◆ TASK BRIEF:
From the entries below, tally how many lines contain "Output" and report only that figure.

======== LISTING ========

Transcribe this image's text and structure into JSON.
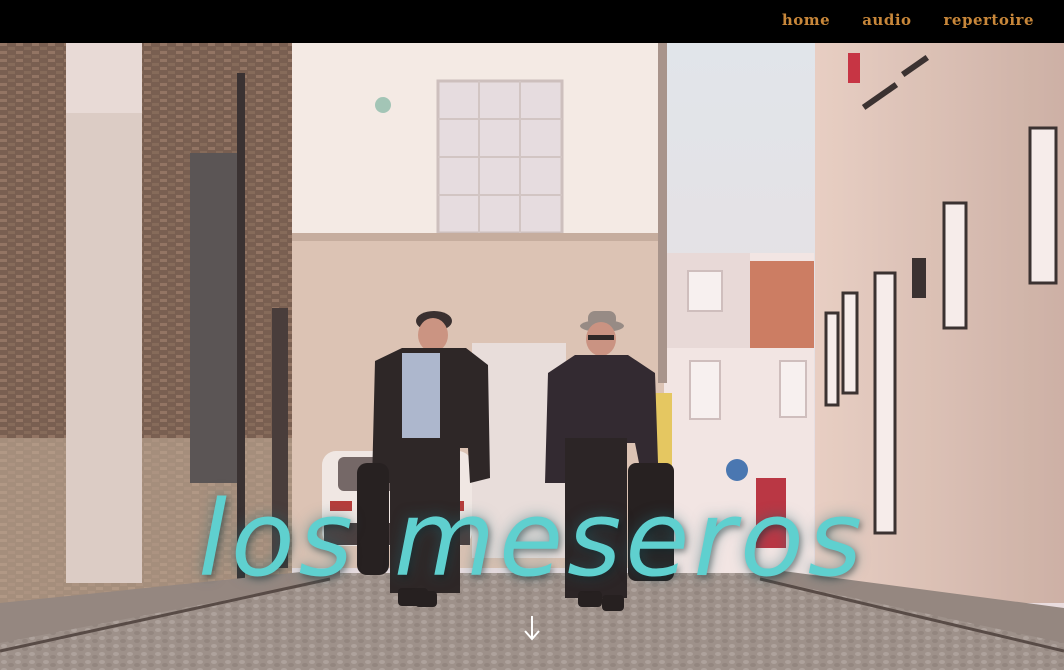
{
  "nav": {
    "items": [
      {
        "label": "home"
      },
      {
        "label": "audio"
      },
      {
        "label": "repertoire"
      }
    ]
  },
  "hero": {
    "title": "los meseros",
    "scroll_icon": "arrow-down-icon"
  },
  "colors": {
    "topbar": "#000000",
    "nav_text": "#c8873a",
    "title": "#5fd0cf"
  }
}
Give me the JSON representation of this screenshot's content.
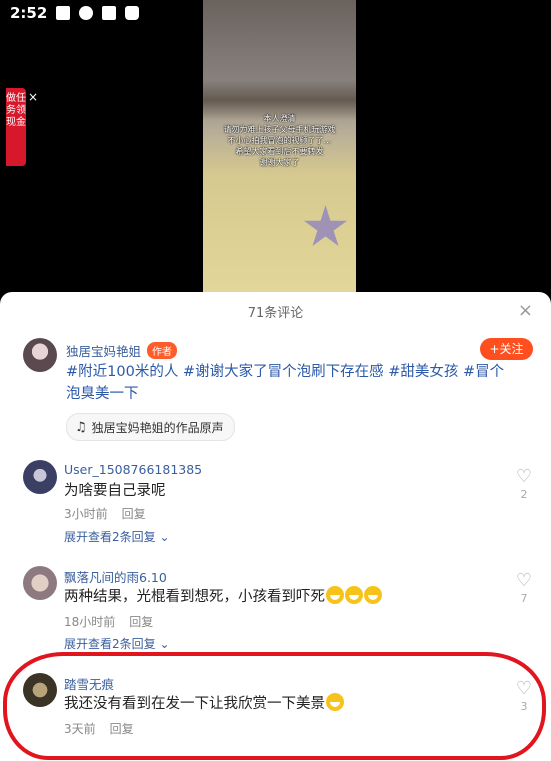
{
  "status_bar": {
    "time": "2:52",
    "icons": [
      "a-icon",
      "shield-icon",
      "photo-icon",
      "bag-icon"
    ]
  },
  "video": {
    "caption_lines": [
      "本人澄清",
      "请勿为难上孩子父母手机玩游戏",
      "不小心拍我冒泡的视频了了…",
      "希望大家看到后不要转发",
      "谢谢大家了"
    ]
  },
  "task_badge": {
    "label": "做任务领现金",
    "close": "×"
  },
  "sheet": {
    "title": "71条评论",
    "close": "×"
  },
  "post": {
    "author": "独居宝妈艳姐",
    "author_tag": "作者",
    "follow_label": "+关注",
    "text": "#附近100米的人 #谢谢大家了冒个泡刷下存在感 #甜美女孩 #冒个泡臭美一下",
    "sound_label": "独居宝妈艳姐的作品原声"
  },
  "comments": [
    {
      "user": "User_1508766181385",
      "text": "为啥要自己录呢",
      "time": "3小时前",
      "reply": "回复",
      "expand": "展开查看2条回复",
      "likes": "2"
    },
    {
      "user": "飘落凡间的雨6.10",
      "text": "两种结果，光棍看到想死，小孩看到吓死",
      "time": "18小时前",
      "reply": "回复",
      "expand": "展开查看2条回复",
      "likes": "7"
    },
    {
      "user": "踏雪无痕",
      "text": "我还没有看到在发一下让我欣赏一下美景",
      "time": "3天前",
      "reply": "回复",
      "likes": "3"
    }
  ],
  "colors": {
    "accent": "#ff4f1f",
    "link": "#2c5aa8",
    "annotation": "#e0151d"
  }
}
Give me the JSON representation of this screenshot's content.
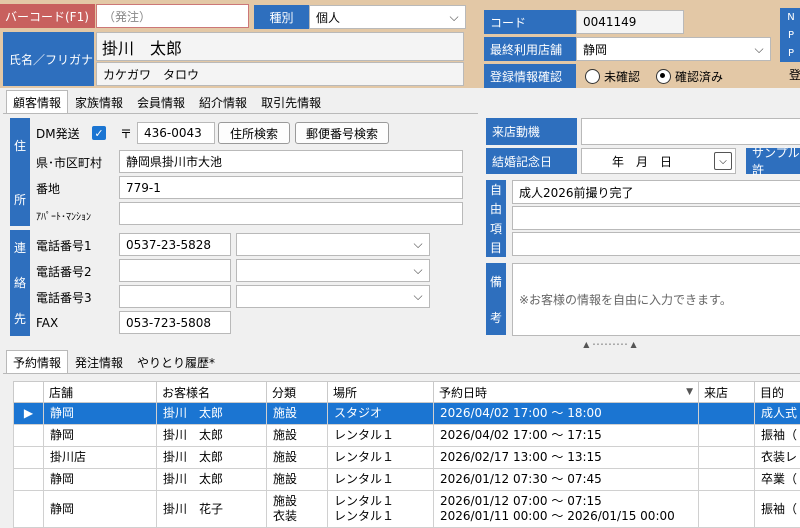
{
  "header": {
    "barcode_label": "バーコード(F1)",
    "barcode_placeholder": "（発注）",
    "type_label": "種別",
    "type_value": "個人",
    "name_label": "氏名／フリガナ",
    "name_value": "掛川　太郎",
    "furigana_value": "カケガワ　タロウ",
    "code_label": "コード",
    "code_value": "0041149",
    "last_store_label": "最終利用店舗",
    "last_store_value": "静岡",
    "reg_confirm_label": "登録情報確認",
    "reg_options": [
      "未確認",
      "確認済み"
    ],
    "reg_selected": 1,
    "edge_letters": [
      "N",
      "P",
      "P"
    ]
  },
  "tabs_top": [
    "顧客情報",
    "家族情報",
    "会員情報",
    "紹介情報",
    "取引先情報"
  ],
  "address": {
    "section_label": [
      "住",
      "所"
    ],
    "dm_label": "DM発送",
    "dm_checked": true,
    "postal_mark": "〒",
    "postal_value": "436-0043",
    "address_search_btn": "住所検索",
    "postal_search_btn": "郵便番号検索",
    "pref_city_label": "県･市区町村",
    "pref_city_value": "静岡県掛川市大池",
    "lot_label": "番地",
    "lot_value": "779-1",
    "apt_label": "ｱﾊﾟｰﾄ･ﾏﾝｼｮﾝ",
    "apt_value": ""
  },
  "contact": {
    "section_label": [
      "連",
      "絡",
      "先"
    ],
    "phone1_label": "電話番号1",
    "phone1_value": "0537-23-5828",
    "phone2_label": "電話番号2",
    "phone2_value": "",
    "phone3_label": "電話番号3",
    "phone3_value": "",
    "fax_label": "FAX",
    "fax_value": "053-723-5808"
  },
  "right_panel": {
    "visit_label": "来店動機",
    "visit_value": "",
    "anniv_label": "結婚記念日",
    "anniv_value": "年　月　日",
    "sample_btn": "サンプル許",
    "free_label": [
      "自",
      "由",
      "項",
      "目"
    ],
    "free_values": [
      "成人2026前撮り完了",
      "",
      ""
    ],
    "memo_label": [
      "備",
      "考"
    ],
    "memo_placeholder": "※お客様の情報を自由に入力できます。",
    "splitter_text": "▲ ･････････ ▲"
  },
  "tabs_bottom": [
    "予約情報",
    "発注情報",
    "やりとり履歴*"
  ],
  "table": {
    "columns": [
      "",
      "店舗",
      "お客様名",
      "分類",
      "場所",
      "予約日時",
      "来店",
      "目的"
    ],
    "rows": [
      {
        "indicator": "▶",
        "store": "静岡",
        "name": "掛川　太郎",
        "cat": "施設",
        "place": "スタジオ",
        "datetime": "2026/04/02 17:00 ～ 18:00",
        "visit": "",
        "purpose": "成人式"
      },
      {
        "indicator": "",
        "store": "静岡",
        "name": "掛川　太郎",
        "cat": "施設",
        "place": "レンタル１",
        "datetime": "2026/04/02 17:00 ～ 17:15",
        "visit": "",
        "purpose": "振袖（"
      },
      {
        "indicator": "",
        "store": "掛川店",
        "name": "掛川　太郎",
        "cat": "施設",
        "place": "レンタル１",
        "datetime": "2026/02/17 13:00 ～ 13:15",
        "visit": "",
        "purpose": "衣装レ"
      },
      {
        "indicator": "",
        "store": "静岡",
        "name": "掛川　太郎",
        "cat": "施設",
        "place": "レンタル１",
        "datetime": "2026/01/12 07:30 ～ 07:45",
        "visit": "",
        "purpose": "卒業（"
      },
      {
        "indicator": "",
        "store": "静岡",
        "name": "掛川　花子",
        "cat": "施設",
        "cat2": "衣装",
        "place": "レンタル１",
        "place2": "レンタル１",
        "datetime": "2026/01/12 07:00 ～ 07:15",
        "datetime2": "2026/01/11 00:00 ～ 2026/01/15 00:00",
        "visit": "",
        "purpose": "振袖（"
      }
    ]
  }
}
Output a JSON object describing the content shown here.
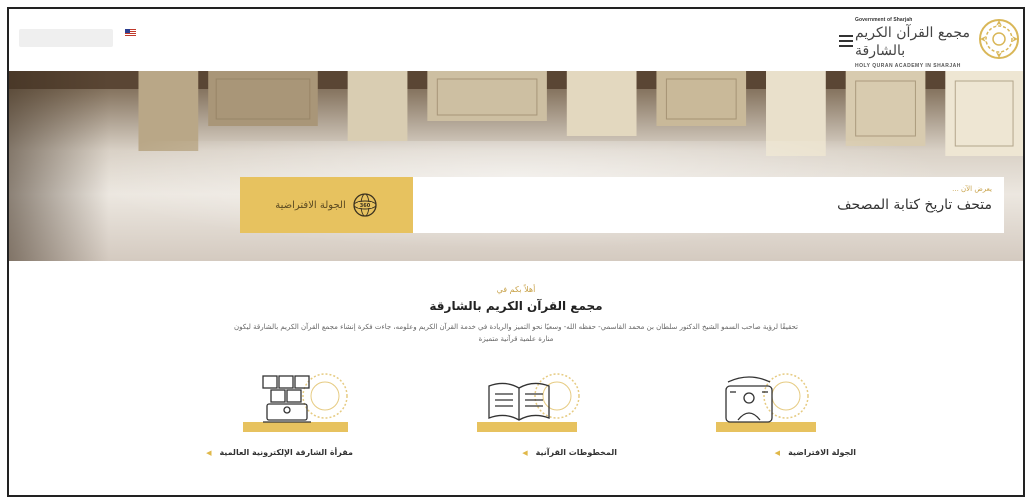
{
  "header": {
    "language_label": "",
    "logo": {
      "government_line": "Government of Sharjah",
      "arabic_name": "مجمع القرآن الكريم بالشارقة",
      "english_name": "HOLY QURAN ACADEMY IN SHARJAH"
    }
  },
  "hero": {
    "now_showing_kicker": "يعرض الآن ...",
    "now_showing_title": "متحف تاريخ كتابة المصحف",
    "tour_button_label": "الجولة الافتراضية",
    "tour_icon": "360-globe-icon"
  },
  "welcome": {
    "kicker": "أهلاً بكم في",
    "title": "مجمع القرآن الكريم بالشارقة",
    "description": "تحقيقًا لرؤية صاحب السمو الشيخ الدكتور سلطان بن محمد القاسمي- حفظه الله- وسعيًا نحو التميز والريادة في خدمة القرآن الكريم وعلومه، جاءت فكرة إنشاء مجمع القرآن الكريم بالشارقة ليكون منارة علمية قرآنية متميزة"
  },
  "features": [
    {
      "label": "الجولة الافتراضية",
      "icon": "virtual-tour-icon"
    },
    {
      "label": "المخطوطات القرآنية",
      "icon": "open-book-icon"
    },
    {
      "label": "مقرأة الشارقة الإلكترونية العالمية",
      "icon": "online-reading-icon"
    }
  ],
  "colors": {
    "accent": "#e7c25f",
    "accent_text": "#c9a44d",
    "line_art": "#444444"
  }
}
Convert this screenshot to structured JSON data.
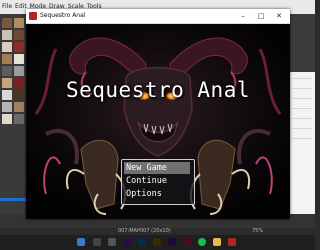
{
  "editor": {
    "menu": [
      "File",
      "Edit",
      "Mode",
      "Draw",
      "Scale",
      "Tools"
    ],
    "status": "007:MAP007 (20x10)",
    "zoom": "75%"
  },
  "game_window": {
    "title": "Sequestro Anal",
    "controls": {
      "minimize": "–",
      "maximize": "□",
      "close": "✕"
    }
  },
  "title_screen": {
    "game_title": "Sequestro Anal",
    "menu": [
      {
        "label": "New Game",
        "selected": true
      },
      {
        "label": "Continue",
        "selected": false
      },
      {
        "label": "Options",
        "selected": false
      }
    ]
  },
  "taskbar": {
    "icons": [
      "start-icon",
      "search-icon",
      "taskview-icon",
      "premiere-icon",
      "photoshop-icon",
      "illustrator-icon",
      "aftereffects-icon",
      "animate-icon",
      "spotify-icon",
      "folder-icon",
      "game-icon"
    ],
    "colors": {
      "bar": "#1f1f1f"
    }
  }
}
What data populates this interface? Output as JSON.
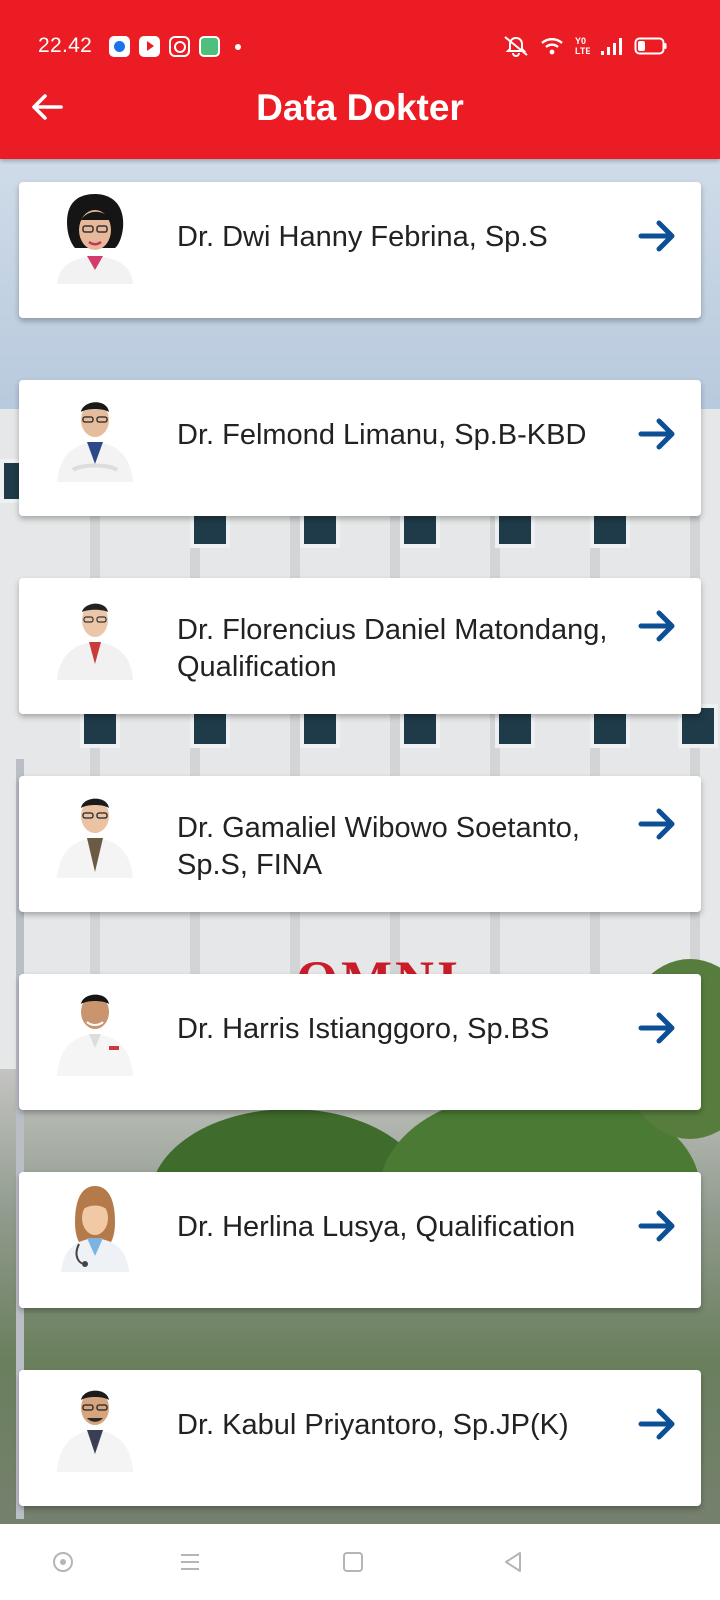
{
  "status_bar": {
    "time": "22.42",
    "notification_icons": [
      "messages-icon",
      "youtube-icon",
      "instagram-icon",
      "gallery-icon"
    ],
    "system_icons": [
      "mute-icon",
      "wifi-icon",
      "volte-icon",
      "signal-icon",
      "battery-icon"
    ]
  },
  "appbar": {
    "title": "Data Dokter",
    "back_icon": "arrow-left-icon"
  },
  "background": {
    "sign_text": "OMNI"
  },
  "doctors": [
    {
      "name": "Dr. Dwi Hanny Febrina, Sp.S",
      "avatar": "female-doctor-photo"
    },
    {
      "name": "Dr. Felmond Limanu, Sp.B-KBD",
      "avatar": "male-doctor-photo"
    },
    {
      "name": "Dr. Florencius Daniel Matondang, Qualification",
      "avatar": "male-doctor-photo"
    },
    {
      "name": "Dr. Gamaliel Wibowo Soetanto, Sp.S, FINA",
      "avatar": "male-doctor-photo"
    },
    {
      "name": "Dr. Harris Istianggoro, Sp.BS",
      "avatar": "male-doctor-photo"
    },
    {
      "name": "Dr. Herlina Lusya, Qualification",
      "avatar": "female-doctor-illustration"
    },
    {
      "name": "Dr. Kabul Priyantoro, Sp.JP(K)",
      "avatar": "male-doctor-photo"
    }
  ],
  "colors": {
    "header": "#ec1c24",
    "arrow": "#0d4f94",
    "card": "#ffffff"
  },
  "navbar": {
    "buttons": [
      "assistant-icon",
      "menu-icon",
      "home-icon",
      "back-icon"
    ]
  }
}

========

◆ ANSWER FOR THIS EXERCISE:
2